>> BEGIN

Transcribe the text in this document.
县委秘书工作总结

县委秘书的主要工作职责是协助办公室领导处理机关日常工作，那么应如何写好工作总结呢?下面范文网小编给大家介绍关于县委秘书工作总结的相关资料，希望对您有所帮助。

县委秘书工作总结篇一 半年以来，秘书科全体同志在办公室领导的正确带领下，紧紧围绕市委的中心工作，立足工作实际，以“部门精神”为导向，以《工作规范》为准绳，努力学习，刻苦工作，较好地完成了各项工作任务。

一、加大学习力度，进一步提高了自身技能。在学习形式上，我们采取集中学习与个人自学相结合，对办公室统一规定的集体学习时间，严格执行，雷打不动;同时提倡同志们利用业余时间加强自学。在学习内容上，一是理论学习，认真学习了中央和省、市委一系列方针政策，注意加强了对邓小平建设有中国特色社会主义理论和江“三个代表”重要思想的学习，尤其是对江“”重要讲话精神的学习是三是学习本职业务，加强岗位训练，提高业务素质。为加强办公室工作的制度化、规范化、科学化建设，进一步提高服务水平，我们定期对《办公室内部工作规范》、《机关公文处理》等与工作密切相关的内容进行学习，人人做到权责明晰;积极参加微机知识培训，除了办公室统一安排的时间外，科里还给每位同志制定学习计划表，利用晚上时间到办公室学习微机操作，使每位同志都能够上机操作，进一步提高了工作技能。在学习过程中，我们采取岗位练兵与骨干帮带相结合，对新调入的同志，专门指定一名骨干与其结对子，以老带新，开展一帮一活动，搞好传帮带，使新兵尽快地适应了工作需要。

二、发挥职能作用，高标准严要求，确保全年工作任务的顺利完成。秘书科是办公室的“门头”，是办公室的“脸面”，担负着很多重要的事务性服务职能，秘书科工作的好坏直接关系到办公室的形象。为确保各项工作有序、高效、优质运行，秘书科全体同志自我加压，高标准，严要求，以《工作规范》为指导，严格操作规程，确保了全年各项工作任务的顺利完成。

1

>> END

> _EXERCISE TASK_
Above are the records; retype every one exactly.

> _FINAL RESULT_
Transcribe the text in this document.
县委秘书工作总结

县委秘书的主要工作职责是协助办公室领导处理机关日常工作，那么应如何写好工作总结呢?下面范文网小编给大家介绍关于县委秘书工作总结的相关资料，希望对您有所帮助。

县委秘书工作总结篇一 半年以来，秘书科全体同志在办公室领导的正确带领下，紧紧围绕市委的中心工作，立足工作实际，以“部门精神”为导向，以《工作规范》为准绳，努力学习，刻苦工作，较好地完成了各项工作任务。

一、加大学习力度，进一步提高了自身技能。在学习形式上，我们采取集中学习与个人自学相结合，对办公室统一规定的集体学习时间，严格执行，雷打不动;同时提倡同志们利用业余时间加强自学。在学习内容上，一是理论学习，认真学习了中央和省、市委一系列方针政策，注意加强了对邓小平建设有中国特色社会主义理论和江“三个代表”重要思想的学习，尤其是对江“”重要讲话精神的学习是三是学习本职业务，加强岗位训练，提高业务素质。为加强办公室工作的制度化、规范化、科学化建设，进一步提高服务水平，我们定期对《办公室内部工作规范》、《机关公文处理》等与工作密切相关的内容进行学习，人人做到权责明晰;积极参加微机知识培训，除了办公室统一安排的时间外，科里还给每位同志制定学习计划表，利用晚上时间到办公室学习微机操作，使每位同志都能够上机操作，进一步提高了工作技能。在学习过程中，我们采取岗位练兵与骨干帮带相结合，对新调入的同志，专门指定一名骨干与其结对子，以老带新，开展一帮一活动，搞好传帮带，使新兵尽快地适应了工作需要。

二、发挥职能作用，高标准严要求，确保全年工作任务的顺利完成。秘书科是办公室的“门头”，是办公室的“脸面”，担负着很多重要的事务性服务职能，秘书科工作的好坏直接关系到办公室的形象。为确保各项工作有序、高效、优质运行，秘书科全体同志自我加压，高标准，严要求，以《工作规范》为指导，严格操作规程，确保了全年各项工作任务的顺利完成。

1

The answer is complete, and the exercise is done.